Goal :: Copy whichever lines contain the string "screenshot".

Records from a data collection

::::::::::

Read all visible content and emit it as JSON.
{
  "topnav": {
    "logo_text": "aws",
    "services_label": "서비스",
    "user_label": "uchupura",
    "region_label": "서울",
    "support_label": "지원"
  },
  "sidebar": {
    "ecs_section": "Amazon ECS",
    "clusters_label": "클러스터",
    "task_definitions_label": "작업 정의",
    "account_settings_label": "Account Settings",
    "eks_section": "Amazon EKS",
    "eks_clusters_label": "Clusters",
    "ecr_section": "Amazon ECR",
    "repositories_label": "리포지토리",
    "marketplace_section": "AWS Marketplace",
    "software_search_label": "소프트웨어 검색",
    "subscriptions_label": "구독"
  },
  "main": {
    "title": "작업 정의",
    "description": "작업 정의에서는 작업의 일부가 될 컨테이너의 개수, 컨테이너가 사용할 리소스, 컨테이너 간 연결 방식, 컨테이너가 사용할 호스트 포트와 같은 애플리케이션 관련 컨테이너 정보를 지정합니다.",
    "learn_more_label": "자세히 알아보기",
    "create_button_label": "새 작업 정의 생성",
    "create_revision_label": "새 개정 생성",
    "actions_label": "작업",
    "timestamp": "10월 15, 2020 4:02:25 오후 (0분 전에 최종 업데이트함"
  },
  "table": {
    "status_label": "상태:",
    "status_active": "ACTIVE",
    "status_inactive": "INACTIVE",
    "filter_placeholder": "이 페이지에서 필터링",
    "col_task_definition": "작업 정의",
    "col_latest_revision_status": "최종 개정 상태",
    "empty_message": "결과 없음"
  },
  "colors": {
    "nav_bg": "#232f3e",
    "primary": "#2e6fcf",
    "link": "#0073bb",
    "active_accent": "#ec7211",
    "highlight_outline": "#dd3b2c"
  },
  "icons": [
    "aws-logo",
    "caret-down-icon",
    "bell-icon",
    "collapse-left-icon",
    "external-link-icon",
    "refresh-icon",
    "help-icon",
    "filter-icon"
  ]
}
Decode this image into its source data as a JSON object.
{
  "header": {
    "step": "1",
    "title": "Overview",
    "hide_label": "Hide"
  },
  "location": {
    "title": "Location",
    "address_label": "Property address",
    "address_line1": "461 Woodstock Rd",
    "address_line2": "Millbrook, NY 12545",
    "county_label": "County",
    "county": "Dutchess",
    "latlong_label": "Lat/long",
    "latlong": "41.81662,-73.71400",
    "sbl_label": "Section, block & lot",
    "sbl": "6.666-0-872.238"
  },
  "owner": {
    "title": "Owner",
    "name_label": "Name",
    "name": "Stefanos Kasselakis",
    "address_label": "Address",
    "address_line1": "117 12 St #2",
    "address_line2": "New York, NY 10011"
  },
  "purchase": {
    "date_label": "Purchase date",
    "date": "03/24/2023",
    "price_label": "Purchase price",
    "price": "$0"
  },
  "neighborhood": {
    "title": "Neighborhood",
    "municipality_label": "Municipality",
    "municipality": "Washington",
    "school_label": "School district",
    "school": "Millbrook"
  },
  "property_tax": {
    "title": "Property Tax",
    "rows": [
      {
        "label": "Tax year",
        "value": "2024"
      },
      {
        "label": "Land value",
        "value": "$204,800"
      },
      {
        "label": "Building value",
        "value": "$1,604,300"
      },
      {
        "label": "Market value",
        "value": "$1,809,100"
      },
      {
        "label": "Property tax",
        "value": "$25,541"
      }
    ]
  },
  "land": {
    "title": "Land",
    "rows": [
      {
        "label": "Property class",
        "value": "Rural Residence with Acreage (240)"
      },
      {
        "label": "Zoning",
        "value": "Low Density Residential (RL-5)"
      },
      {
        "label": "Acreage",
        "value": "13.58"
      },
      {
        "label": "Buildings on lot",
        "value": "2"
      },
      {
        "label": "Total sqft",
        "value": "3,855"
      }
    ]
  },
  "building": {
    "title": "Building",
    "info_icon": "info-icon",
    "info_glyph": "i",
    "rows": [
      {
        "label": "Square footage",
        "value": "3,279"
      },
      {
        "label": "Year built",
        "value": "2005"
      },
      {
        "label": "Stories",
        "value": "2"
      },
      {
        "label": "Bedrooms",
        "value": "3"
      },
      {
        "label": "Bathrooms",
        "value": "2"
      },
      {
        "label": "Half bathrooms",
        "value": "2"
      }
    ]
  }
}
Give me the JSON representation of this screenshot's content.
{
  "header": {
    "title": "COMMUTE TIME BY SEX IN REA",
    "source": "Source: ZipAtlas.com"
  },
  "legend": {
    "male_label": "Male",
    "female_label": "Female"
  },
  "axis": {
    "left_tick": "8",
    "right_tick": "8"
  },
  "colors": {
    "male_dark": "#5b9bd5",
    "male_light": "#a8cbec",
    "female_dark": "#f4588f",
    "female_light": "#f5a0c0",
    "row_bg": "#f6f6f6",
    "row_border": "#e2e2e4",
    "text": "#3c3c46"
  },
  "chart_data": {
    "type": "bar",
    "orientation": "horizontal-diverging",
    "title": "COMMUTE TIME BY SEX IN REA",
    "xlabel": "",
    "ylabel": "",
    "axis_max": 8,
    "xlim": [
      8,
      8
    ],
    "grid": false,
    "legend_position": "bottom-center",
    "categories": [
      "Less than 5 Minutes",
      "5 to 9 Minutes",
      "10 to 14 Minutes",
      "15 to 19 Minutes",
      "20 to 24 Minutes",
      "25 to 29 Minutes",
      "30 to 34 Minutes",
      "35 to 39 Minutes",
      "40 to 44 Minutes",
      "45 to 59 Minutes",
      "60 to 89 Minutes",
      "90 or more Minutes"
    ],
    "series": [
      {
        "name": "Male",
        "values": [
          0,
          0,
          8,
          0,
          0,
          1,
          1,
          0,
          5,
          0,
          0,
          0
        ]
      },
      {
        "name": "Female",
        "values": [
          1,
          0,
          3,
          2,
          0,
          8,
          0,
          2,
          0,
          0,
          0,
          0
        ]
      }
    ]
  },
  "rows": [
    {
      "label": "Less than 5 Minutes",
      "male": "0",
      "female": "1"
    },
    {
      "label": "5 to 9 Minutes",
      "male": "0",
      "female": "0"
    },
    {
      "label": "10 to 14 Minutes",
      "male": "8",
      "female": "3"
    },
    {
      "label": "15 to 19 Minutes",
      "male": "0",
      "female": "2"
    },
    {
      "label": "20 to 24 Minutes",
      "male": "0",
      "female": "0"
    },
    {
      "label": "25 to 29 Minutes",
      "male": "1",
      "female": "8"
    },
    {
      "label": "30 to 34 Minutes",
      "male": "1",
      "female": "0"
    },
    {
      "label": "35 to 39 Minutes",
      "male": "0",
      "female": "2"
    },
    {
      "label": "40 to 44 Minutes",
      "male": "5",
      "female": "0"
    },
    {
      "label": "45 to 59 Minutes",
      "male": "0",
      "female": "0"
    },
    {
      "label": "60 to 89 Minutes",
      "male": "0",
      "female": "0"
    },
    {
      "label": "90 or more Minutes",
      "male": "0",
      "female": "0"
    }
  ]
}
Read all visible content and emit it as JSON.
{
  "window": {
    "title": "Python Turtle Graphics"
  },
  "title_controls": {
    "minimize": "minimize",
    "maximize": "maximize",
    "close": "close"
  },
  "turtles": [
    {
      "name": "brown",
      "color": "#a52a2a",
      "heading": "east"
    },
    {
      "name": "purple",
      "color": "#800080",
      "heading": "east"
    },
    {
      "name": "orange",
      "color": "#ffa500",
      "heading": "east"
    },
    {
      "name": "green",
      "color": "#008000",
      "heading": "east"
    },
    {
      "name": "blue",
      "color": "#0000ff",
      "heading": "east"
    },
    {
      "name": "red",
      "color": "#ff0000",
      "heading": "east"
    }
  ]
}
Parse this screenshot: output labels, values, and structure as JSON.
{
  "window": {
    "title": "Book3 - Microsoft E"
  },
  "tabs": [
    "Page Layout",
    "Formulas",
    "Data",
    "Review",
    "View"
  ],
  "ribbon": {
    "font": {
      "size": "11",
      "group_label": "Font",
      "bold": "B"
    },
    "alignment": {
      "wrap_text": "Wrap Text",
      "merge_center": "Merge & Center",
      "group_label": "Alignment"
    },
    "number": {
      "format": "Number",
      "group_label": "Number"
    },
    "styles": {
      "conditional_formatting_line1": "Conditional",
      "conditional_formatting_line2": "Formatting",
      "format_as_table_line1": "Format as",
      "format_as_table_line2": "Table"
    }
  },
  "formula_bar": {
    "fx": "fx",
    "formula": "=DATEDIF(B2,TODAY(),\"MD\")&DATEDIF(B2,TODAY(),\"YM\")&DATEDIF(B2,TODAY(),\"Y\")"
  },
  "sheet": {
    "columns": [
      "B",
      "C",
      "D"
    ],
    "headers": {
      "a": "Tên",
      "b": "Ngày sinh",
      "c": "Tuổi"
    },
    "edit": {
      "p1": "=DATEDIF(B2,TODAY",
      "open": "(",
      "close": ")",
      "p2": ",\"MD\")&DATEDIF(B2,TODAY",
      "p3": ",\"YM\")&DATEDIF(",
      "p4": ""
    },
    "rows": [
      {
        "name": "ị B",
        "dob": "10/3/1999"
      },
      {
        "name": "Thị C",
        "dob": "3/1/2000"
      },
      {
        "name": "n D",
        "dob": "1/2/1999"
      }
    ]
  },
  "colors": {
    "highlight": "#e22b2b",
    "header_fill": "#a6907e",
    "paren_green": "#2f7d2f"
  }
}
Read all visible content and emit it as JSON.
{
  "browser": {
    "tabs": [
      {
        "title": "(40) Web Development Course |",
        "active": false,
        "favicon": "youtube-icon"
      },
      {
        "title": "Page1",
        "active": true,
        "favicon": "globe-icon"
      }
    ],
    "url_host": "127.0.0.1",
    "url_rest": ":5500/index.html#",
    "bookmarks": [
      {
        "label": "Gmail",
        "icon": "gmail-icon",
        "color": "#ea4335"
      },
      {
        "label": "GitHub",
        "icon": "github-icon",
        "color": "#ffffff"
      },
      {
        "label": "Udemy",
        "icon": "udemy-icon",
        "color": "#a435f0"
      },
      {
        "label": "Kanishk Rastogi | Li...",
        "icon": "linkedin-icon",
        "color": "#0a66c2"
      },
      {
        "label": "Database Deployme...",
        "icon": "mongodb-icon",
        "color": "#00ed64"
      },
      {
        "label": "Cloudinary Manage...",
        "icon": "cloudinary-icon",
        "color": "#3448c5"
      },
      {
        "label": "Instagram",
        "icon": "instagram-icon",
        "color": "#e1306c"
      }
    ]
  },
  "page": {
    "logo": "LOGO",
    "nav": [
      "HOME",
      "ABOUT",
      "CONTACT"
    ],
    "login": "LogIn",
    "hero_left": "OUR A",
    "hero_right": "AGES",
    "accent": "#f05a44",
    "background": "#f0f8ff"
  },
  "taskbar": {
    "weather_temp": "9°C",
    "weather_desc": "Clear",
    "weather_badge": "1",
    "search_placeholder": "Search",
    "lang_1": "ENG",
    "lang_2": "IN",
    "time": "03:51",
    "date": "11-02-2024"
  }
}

::::::::::

Completed task ::
Give me the JSON representation of this screenshot's content.
Parse this screenshot: output labels, values, and structure as JSON.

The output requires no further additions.